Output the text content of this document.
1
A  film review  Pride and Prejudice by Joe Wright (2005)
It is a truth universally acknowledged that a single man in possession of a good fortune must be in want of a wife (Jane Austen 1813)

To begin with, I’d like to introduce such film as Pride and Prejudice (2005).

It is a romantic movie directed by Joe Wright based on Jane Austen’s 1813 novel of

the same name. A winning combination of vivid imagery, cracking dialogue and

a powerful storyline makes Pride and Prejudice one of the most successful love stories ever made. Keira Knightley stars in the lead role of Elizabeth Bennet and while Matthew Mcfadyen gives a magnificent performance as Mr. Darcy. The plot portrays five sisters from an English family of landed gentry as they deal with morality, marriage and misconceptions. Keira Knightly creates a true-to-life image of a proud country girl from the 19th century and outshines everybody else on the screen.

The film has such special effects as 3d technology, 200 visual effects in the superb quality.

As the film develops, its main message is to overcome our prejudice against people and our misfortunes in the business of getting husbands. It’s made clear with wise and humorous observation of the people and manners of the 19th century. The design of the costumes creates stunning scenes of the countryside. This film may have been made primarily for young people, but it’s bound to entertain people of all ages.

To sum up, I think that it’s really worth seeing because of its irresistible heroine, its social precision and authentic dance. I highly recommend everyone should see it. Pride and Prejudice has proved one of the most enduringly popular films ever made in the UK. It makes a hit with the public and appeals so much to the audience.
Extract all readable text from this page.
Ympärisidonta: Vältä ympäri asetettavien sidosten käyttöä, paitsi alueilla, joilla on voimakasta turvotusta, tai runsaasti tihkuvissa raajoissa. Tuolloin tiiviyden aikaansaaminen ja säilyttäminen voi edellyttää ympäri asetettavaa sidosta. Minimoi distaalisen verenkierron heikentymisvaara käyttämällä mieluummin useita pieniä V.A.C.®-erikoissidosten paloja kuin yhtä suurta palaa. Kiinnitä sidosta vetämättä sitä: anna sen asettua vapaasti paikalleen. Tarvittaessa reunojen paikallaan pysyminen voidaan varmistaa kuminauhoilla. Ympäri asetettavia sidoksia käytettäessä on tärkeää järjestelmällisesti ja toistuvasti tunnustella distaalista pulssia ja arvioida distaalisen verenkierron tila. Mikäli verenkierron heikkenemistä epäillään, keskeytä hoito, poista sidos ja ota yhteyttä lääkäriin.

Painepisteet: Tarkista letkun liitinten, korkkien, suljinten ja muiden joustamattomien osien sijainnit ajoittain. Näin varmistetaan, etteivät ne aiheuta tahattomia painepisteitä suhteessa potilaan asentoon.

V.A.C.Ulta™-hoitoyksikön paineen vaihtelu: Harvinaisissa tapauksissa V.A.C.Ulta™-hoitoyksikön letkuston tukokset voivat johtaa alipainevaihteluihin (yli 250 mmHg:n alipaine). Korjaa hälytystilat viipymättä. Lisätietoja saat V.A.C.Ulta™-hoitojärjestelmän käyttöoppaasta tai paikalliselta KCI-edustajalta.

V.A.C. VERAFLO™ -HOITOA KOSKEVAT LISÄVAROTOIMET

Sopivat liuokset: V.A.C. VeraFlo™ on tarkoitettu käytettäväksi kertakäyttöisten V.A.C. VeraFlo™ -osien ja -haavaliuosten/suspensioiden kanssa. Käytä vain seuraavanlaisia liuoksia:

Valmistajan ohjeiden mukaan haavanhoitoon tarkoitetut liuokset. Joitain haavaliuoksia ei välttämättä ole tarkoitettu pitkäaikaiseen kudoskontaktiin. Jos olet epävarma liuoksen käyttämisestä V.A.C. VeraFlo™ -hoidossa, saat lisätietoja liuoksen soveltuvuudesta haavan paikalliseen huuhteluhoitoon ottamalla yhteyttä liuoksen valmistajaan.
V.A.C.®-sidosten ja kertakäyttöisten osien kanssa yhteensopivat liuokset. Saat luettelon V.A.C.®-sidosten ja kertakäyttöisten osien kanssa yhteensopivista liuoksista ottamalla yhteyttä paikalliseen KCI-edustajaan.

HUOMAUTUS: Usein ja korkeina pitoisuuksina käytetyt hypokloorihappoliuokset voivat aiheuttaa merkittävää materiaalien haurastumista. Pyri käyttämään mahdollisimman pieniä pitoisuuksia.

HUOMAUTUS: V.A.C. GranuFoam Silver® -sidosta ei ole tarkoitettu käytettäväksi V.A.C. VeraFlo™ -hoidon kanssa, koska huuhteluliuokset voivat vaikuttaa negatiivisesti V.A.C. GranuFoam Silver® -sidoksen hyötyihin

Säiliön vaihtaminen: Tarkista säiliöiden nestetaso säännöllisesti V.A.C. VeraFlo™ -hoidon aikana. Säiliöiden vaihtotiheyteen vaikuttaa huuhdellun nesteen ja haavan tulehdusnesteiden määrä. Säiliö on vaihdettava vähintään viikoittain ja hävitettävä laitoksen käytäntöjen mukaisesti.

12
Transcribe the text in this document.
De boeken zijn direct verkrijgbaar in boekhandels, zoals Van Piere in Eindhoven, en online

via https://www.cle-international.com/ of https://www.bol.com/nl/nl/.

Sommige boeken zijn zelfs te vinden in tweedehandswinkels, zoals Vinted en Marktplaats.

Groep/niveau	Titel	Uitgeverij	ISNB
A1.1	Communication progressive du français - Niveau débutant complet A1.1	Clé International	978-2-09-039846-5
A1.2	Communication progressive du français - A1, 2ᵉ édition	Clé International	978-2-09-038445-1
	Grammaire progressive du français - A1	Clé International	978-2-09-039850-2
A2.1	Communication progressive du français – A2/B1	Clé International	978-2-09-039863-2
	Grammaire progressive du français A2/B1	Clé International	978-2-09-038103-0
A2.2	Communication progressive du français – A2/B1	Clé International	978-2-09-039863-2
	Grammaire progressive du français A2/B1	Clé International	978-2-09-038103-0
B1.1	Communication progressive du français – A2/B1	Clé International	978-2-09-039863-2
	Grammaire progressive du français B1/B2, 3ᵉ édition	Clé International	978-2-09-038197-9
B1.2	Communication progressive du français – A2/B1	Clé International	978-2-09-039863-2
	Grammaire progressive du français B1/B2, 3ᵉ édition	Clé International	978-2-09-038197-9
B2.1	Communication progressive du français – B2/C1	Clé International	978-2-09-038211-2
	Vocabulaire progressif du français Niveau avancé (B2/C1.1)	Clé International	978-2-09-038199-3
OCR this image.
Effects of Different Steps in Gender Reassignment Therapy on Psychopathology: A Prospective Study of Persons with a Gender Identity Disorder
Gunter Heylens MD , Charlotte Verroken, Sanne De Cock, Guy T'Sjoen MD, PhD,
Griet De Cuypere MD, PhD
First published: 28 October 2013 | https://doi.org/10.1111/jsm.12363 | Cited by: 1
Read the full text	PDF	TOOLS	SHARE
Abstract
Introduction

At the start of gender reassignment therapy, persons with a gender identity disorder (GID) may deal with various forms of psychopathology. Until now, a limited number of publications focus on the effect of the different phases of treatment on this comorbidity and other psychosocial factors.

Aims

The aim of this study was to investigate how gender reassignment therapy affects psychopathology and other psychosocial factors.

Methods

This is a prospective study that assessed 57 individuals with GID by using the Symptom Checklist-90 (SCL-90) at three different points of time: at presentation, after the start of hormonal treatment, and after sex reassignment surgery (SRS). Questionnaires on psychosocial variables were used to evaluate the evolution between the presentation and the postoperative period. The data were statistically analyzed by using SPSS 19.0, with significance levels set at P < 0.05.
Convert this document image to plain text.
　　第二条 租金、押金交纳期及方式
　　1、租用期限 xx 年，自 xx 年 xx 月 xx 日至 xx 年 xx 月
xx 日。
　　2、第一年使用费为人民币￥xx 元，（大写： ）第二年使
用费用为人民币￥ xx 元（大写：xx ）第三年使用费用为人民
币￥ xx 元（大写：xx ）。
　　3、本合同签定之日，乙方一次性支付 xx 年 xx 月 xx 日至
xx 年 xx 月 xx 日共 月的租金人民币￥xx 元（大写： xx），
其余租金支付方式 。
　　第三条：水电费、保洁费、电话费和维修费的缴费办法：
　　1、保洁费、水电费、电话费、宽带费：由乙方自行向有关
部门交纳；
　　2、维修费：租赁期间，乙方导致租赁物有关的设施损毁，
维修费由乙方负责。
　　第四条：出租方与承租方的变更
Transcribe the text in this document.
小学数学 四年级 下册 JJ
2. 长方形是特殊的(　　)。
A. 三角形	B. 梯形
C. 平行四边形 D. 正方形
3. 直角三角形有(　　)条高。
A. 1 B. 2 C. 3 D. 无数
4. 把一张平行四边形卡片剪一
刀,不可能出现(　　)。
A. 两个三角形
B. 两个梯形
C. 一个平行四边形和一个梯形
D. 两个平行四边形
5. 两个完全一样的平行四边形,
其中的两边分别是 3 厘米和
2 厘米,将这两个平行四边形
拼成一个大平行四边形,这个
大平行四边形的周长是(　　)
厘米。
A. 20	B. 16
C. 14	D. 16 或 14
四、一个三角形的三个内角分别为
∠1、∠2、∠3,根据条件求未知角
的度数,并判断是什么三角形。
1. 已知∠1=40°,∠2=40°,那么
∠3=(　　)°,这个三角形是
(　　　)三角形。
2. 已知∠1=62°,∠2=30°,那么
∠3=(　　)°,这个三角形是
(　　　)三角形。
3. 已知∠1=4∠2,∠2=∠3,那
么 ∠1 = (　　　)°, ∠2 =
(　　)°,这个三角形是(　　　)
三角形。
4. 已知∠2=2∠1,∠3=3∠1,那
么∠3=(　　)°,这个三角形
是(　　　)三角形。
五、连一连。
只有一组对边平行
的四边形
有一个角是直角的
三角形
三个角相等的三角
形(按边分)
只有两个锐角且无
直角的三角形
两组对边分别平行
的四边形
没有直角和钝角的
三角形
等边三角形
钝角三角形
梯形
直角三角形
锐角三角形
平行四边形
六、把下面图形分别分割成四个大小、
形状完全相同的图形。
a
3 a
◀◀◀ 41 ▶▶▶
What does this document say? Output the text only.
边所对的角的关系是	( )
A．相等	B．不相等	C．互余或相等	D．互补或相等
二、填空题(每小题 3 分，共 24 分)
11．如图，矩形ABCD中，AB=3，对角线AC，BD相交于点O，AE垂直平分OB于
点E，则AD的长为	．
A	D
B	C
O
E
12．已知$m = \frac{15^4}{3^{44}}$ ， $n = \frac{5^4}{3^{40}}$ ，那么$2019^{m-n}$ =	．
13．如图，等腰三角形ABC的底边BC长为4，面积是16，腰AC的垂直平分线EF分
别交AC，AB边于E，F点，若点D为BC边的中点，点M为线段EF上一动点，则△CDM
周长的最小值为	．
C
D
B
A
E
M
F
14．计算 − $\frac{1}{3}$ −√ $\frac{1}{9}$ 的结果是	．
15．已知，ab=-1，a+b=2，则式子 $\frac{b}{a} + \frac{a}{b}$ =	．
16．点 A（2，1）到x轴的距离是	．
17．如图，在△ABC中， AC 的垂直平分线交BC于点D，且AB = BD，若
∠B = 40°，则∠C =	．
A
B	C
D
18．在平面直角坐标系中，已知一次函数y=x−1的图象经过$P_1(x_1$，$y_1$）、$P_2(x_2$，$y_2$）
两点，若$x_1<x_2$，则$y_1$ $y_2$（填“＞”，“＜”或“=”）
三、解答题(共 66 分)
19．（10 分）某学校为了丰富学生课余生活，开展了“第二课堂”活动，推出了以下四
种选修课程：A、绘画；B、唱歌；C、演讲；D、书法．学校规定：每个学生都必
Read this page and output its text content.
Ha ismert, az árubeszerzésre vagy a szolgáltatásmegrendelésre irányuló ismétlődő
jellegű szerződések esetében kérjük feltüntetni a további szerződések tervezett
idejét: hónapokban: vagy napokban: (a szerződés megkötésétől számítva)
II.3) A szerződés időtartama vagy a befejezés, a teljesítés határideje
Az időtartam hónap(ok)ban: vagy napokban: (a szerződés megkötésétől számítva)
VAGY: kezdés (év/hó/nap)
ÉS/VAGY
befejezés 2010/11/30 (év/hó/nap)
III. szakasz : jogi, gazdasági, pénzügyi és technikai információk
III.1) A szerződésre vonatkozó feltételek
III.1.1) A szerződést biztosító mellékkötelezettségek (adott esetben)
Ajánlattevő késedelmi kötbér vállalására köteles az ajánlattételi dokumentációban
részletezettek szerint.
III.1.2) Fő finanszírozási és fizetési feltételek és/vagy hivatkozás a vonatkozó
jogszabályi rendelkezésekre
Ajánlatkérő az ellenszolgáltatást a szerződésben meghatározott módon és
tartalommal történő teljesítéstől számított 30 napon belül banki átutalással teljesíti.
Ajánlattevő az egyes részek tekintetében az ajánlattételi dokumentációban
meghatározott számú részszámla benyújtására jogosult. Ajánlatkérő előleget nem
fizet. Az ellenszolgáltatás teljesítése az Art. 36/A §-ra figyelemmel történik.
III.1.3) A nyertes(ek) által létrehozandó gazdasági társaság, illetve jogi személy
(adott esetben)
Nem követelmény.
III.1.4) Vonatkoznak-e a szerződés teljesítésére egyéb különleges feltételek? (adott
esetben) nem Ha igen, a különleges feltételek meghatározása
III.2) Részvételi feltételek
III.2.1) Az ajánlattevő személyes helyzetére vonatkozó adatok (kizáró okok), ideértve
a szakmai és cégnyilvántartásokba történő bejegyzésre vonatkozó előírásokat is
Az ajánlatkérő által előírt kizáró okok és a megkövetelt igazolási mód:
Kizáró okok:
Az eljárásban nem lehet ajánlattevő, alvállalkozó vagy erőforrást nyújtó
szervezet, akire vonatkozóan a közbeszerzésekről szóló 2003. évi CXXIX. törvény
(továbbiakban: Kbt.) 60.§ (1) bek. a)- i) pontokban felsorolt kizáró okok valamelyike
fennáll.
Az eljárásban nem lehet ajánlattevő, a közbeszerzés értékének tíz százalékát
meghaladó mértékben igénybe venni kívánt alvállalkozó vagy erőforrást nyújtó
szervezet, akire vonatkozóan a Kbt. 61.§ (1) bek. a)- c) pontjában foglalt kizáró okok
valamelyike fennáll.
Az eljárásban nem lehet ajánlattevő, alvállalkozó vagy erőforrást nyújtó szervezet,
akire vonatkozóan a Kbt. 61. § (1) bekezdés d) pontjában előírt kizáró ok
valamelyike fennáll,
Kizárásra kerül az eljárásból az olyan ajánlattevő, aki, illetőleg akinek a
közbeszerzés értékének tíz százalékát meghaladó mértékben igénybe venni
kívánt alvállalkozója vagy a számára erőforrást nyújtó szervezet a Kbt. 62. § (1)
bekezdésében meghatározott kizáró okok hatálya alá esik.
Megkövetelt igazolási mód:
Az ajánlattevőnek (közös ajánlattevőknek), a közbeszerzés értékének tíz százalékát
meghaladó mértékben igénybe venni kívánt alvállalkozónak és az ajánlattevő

============

_GIVEN REQUEST_
Copy out the lines that hold "venni".

_OUTPUT OF THE EXERCISE_
meghaladó mértékben igénybe venni kívánt alvállalkozó vagy erőforrást nyújtó
közbeszerzés értékének tíz százalékát meghaladó mértékben igénybe venni
meghaladó mértékben igénybe venni kívánt alvállalkozónak és az ajánlattevő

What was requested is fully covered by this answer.